=== PROVIDED PASSAGE ===
**********

With these functions, the driver will then use these functions to process incoming streams properly.

May you please comment on the ASN.1 part? Do not hesitate to ask for details if I'm not clear enough

See my reply here : 0000759

There shall be one ASN.1 module generated by Ocarina and listing all entity identifiers:

Entities DEFINITIONS ::=
BEGIN
    Entity-ty ::= ENUMERATED { thread1, thread2, ... }
END

Then one ASN.1 type per inter-partition communication, defining the Packet type:

Packets DEFINITIONS ::=
BEGIN
IMPORT Entity-ty FROM Entities

Packet-ty ::= SEQUENCE {
    destination  Entities.Entity,
    payload CHOICE {}
}

ASN1Scc will generate a structure similar to the one you describe, and an encoder/decoder function for Packet-ty.

The decoder will put the result in the C or Ada structure that it has generated.
The CHOICE will be a union in C (and equivalent in Ada), so you will immediately know which message it is, to send it to the receiving thread (the payload is still encoded at this level).

**********

=== PROVIDED INFORMATION ===

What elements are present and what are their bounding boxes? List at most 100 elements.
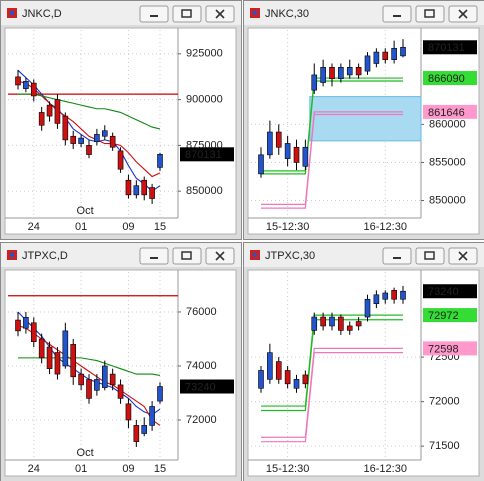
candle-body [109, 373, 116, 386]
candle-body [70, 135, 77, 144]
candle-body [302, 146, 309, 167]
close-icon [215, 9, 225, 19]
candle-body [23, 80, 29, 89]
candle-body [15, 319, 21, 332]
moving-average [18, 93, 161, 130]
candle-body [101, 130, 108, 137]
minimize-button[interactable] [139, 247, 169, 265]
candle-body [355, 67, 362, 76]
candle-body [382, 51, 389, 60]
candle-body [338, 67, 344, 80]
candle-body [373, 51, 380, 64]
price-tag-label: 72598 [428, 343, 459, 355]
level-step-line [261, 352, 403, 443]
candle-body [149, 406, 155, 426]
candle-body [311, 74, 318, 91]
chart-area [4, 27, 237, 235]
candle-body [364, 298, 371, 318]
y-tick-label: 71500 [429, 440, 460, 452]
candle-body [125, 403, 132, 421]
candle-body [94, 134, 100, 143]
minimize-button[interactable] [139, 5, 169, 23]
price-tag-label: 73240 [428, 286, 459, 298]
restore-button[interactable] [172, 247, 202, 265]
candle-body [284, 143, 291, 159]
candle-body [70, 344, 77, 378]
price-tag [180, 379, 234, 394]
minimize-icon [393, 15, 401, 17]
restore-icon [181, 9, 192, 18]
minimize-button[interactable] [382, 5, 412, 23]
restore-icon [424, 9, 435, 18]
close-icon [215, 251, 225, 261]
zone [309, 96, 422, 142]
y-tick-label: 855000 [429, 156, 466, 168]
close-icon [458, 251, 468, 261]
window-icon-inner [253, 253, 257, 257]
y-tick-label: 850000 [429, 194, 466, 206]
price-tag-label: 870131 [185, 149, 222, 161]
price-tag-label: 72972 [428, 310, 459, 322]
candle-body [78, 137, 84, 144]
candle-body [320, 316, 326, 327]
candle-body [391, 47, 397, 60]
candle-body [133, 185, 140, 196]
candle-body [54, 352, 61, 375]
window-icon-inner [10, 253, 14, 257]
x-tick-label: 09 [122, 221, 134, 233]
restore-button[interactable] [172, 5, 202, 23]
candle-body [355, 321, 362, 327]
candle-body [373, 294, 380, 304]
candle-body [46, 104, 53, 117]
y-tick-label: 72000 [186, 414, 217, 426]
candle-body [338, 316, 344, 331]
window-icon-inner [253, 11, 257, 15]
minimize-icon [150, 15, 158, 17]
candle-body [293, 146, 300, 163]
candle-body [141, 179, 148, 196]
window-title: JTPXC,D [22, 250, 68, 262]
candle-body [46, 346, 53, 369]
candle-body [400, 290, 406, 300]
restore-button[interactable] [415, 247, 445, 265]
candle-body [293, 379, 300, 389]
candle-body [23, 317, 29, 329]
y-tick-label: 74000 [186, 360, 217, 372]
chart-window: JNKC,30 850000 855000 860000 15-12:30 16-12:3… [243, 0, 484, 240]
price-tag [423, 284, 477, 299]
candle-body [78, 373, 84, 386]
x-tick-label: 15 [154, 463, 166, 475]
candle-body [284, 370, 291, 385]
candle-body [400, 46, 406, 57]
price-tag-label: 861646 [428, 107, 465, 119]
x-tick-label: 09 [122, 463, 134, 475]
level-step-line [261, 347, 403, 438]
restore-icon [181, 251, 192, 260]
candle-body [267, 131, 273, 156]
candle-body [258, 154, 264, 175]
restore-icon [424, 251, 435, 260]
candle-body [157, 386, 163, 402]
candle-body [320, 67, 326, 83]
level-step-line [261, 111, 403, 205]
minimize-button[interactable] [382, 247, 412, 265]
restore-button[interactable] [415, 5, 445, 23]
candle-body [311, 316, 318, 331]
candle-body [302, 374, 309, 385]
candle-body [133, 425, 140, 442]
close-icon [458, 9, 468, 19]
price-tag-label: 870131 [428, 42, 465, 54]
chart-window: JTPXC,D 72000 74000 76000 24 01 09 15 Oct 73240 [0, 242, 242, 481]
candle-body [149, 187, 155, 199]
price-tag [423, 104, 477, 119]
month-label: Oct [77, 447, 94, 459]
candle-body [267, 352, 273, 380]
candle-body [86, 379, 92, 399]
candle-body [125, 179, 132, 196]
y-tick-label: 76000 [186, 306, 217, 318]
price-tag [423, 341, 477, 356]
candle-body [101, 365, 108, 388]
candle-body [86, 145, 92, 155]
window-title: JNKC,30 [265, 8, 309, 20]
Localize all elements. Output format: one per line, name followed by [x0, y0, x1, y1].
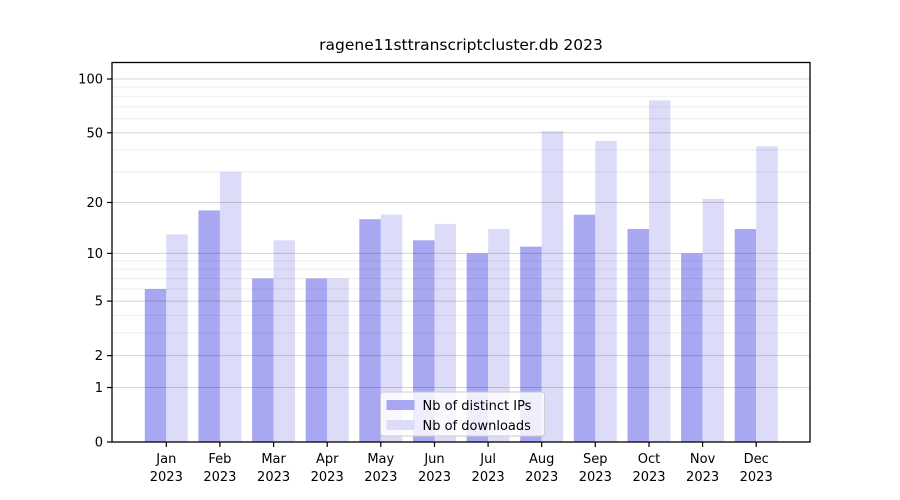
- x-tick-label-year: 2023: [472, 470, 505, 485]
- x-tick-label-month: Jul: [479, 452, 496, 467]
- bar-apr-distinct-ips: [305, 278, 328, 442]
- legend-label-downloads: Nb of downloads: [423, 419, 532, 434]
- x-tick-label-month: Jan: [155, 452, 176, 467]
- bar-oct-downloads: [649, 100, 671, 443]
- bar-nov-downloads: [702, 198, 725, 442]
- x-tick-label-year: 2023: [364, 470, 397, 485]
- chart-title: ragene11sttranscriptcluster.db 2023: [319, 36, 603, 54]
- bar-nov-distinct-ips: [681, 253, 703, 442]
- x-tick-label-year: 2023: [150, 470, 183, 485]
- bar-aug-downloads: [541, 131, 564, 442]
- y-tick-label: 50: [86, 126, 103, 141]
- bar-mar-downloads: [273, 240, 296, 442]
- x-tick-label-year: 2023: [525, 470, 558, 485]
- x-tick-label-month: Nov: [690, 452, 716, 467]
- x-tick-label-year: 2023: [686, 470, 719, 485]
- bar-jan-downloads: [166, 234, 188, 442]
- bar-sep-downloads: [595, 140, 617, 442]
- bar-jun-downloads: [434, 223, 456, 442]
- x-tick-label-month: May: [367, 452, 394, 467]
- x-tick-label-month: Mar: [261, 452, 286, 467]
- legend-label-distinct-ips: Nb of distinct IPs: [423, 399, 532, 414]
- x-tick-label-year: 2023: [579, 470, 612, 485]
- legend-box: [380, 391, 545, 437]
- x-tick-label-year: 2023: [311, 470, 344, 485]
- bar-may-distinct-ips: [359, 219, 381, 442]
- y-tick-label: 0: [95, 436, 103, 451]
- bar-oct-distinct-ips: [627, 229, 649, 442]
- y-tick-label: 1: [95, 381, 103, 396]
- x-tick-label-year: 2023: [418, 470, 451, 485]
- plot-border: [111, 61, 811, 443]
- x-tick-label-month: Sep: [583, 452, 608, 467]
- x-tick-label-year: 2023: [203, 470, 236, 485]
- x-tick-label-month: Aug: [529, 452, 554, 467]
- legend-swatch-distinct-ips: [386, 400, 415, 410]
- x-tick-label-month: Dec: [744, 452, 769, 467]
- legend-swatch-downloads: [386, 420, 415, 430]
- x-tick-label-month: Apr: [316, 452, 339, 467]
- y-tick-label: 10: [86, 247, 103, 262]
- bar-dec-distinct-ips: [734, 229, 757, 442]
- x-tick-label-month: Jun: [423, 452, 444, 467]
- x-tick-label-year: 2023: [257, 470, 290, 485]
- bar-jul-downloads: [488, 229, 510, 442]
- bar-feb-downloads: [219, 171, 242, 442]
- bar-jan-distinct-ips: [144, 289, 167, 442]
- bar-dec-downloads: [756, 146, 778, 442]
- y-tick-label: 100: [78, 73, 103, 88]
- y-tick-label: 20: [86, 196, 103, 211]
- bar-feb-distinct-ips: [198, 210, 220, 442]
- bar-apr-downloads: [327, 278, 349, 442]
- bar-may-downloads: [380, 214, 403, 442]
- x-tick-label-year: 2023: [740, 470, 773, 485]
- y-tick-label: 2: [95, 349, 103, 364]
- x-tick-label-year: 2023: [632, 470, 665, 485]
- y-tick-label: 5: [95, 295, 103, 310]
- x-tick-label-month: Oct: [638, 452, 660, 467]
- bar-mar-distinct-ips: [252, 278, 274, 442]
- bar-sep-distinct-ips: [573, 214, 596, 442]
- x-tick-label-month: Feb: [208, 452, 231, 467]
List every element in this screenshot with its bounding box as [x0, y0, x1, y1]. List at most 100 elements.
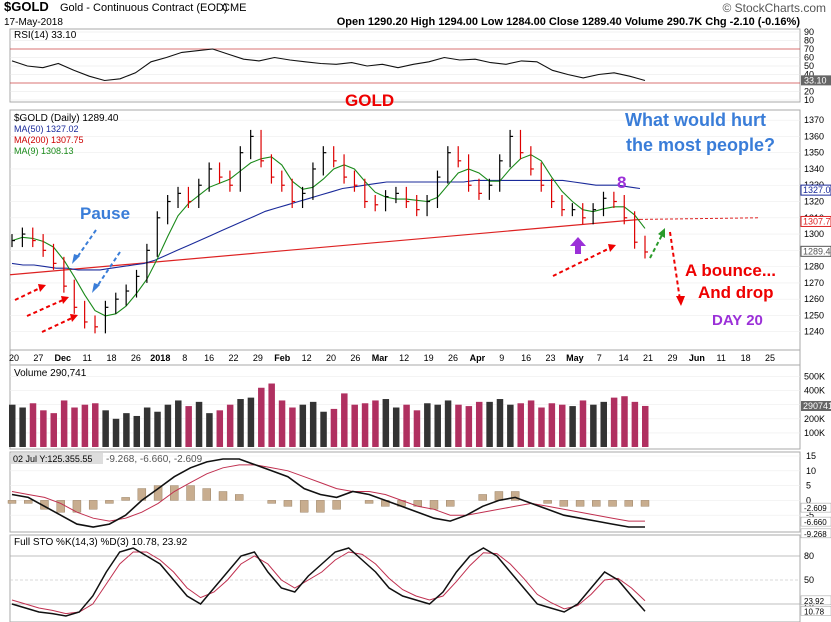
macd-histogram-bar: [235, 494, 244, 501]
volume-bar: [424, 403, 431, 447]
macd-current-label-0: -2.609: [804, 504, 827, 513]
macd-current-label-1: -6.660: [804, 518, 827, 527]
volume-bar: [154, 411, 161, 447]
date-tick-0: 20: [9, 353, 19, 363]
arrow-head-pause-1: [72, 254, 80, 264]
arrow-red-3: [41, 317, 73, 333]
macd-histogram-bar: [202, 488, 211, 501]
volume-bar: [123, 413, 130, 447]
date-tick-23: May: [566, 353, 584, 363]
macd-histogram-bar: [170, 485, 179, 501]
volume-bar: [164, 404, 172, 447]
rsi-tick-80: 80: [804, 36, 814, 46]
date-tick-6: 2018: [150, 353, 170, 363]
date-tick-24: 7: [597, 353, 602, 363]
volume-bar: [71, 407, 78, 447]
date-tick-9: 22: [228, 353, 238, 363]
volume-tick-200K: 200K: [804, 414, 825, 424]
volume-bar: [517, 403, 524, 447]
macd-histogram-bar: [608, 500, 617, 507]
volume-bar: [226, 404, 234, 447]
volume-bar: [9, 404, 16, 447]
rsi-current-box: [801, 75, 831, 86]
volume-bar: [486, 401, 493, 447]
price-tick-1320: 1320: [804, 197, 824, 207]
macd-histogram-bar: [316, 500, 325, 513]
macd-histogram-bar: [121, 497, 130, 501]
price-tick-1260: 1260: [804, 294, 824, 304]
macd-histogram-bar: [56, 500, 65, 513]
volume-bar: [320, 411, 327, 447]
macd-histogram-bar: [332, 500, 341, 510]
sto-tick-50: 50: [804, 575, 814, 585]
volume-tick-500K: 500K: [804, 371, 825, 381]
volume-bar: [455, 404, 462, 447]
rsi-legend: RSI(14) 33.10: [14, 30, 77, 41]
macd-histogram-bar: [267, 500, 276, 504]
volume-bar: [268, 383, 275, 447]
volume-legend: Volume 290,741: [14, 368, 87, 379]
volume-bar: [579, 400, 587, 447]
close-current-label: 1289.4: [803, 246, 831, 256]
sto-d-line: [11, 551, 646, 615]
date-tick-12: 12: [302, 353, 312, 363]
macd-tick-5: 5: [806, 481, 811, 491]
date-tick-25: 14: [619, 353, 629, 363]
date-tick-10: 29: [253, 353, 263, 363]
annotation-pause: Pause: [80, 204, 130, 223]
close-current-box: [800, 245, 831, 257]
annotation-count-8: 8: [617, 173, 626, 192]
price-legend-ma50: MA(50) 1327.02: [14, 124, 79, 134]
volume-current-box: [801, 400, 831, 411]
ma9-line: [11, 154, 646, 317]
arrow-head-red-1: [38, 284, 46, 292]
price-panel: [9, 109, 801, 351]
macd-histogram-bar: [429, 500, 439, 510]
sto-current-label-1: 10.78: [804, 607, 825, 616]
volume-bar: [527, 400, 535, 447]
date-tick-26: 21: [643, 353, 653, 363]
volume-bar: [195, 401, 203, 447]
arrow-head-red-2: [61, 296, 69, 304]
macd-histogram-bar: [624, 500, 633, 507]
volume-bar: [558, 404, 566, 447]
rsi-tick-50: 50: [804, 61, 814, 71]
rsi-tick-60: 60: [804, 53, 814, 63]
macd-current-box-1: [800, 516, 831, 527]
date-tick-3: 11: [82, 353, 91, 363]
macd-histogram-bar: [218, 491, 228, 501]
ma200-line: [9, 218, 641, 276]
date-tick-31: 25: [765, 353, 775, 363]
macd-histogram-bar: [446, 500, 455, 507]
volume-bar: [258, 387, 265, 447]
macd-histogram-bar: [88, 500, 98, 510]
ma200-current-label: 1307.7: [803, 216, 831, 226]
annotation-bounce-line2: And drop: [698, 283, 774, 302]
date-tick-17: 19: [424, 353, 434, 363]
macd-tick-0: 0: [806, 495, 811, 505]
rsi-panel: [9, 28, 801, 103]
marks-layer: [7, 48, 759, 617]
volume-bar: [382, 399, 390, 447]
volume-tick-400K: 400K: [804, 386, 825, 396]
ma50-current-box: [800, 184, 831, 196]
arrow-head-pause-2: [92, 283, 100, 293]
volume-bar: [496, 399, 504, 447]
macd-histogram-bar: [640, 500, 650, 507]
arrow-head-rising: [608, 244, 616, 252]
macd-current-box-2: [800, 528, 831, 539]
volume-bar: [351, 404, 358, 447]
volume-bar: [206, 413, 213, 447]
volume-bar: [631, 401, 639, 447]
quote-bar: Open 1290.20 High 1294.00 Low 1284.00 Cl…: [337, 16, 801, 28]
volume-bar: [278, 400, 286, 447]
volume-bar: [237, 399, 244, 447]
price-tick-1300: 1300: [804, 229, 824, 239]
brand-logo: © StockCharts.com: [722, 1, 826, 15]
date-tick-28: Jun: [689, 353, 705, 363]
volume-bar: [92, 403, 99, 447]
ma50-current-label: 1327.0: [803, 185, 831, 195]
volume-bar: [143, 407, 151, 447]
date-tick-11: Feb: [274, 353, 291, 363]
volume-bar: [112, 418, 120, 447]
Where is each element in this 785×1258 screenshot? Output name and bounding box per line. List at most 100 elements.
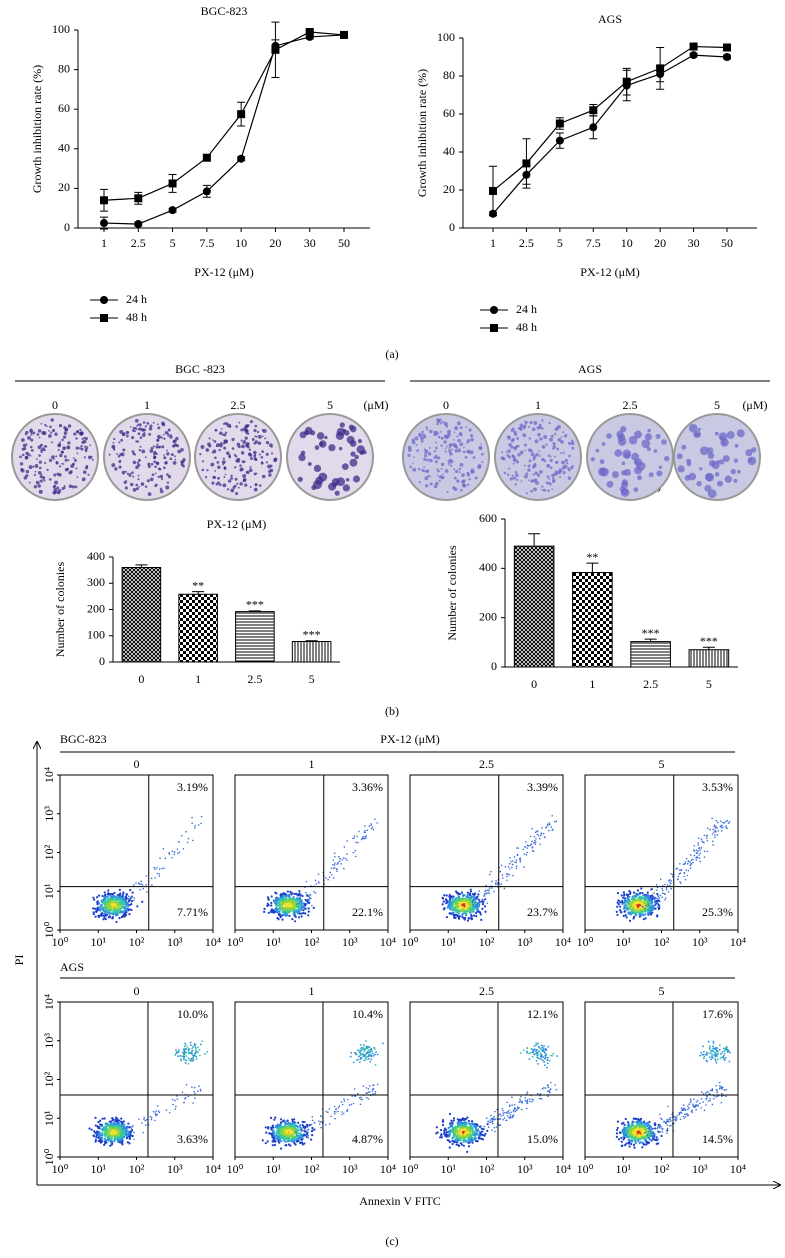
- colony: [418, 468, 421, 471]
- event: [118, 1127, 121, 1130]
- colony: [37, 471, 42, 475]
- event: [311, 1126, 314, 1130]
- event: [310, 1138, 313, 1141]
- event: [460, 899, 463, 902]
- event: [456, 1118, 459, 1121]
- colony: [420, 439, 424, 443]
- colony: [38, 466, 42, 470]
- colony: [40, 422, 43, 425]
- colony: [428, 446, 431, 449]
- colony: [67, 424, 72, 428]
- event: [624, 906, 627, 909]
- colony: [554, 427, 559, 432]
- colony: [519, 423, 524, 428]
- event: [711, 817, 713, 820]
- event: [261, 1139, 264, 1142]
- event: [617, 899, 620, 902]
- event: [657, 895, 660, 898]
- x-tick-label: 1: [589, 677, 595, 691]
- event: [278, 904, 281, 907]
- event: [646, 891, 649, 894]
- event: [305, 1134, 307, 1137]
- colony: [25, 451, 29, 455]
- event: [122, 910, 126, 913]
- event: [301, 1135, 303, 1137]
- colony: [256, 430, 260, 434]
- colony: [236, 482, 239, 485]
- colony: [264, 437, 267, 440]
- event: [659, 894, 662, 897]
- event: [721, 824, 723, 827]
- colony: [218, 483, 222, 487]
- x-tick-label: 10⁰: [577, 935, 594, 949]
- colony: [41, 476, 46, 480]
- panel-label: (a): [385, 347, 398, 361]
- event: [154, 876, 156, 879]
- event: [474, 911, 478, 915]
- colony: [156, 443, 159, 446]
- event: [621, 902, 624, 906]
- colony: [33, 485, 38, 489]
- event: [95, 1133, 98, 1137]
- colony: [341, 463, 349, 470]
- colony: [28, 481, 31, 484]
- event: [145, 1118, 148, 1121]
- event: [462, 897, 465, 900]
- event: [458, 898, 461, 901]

**********

=== SET OF TASKS ===
A. Rewrite the paragraph of the ASN.1 discussion that begins "The decoder will put the result" as a short bulleted list that keeps its main facts.
B. From the ASN.1 discussion, extract the passage starting with "Packet-ty ::= SEQUENCE" and going on through "it has generated.", copying it word for word.
C. Extend the ASN.1 discussion by continuing it from the point where it stops.
The rows are separate material and are not part of the ASN.1 discussion.

=== RESULTS OF THE EXERCISE ===
A.
- The decoder places its result in the C or Ada structure that it generated.
- The CHOICE becomes a union in C, or its equivalent in Ada.
- This shows immediately which message was received, so it can be sent to the receiving thread.
- At this level, the payload is still encoded.

B.
Packet-ty ::= SEQUENCE {
    destination  Entities.Entity,
    payload CHOICE {}
}

ASN1Scc will generate a structure similar to the one you describe, and an encoder/decoder function for Packet-ty.

The decoder will put the result in the C or Ada structure that it has generated.

C.
Does it answer you question?

Additional information:

These ASN.1 structures (Packet-ty and Entity-ty) will be generated by you (Ocarina). The only thing your code will do is fill/read this structure and send it.

The user can intervene in one case: he shall be able to provide an ACN file associated to this structure, in which case the encoding function you will call is Encode_ACN_Packet_ty instead of Encode_UPER_Packet_ty.

The ACN file will allow the user to specify a different binary encoding (e.g. PUS-compliant) for the packet: inside it it will be possible for example to change the order of the fields, to change the integer values for Entity-ty values, etc.)

This does not address my concern, let me rephrase it, in the hope it clarifies thing. If not, let us schedule a teleconf

1. When receiving, the driver needs to know how much bytes to wait for, so that it knows when a packet "ends", and avoid waiting forever (think of the serial driver)

2. packet-ty has to be optimised so that when sent, it sends only the number of required bytes (see other ticket, but I do not see why we should waste precious satellites bandwidth and energy)

3. so when receiving, the driver will do the following:

a. wait for incoming packet (polling or interrupt)
b. receive a chunk
c. check the chunk is the beginning of a packet (magic value like 0xCAFE)
d. receive the size
e. use one of the preallocated buffer
f. wait for up-to size bytes (modulo whether size includes header or not)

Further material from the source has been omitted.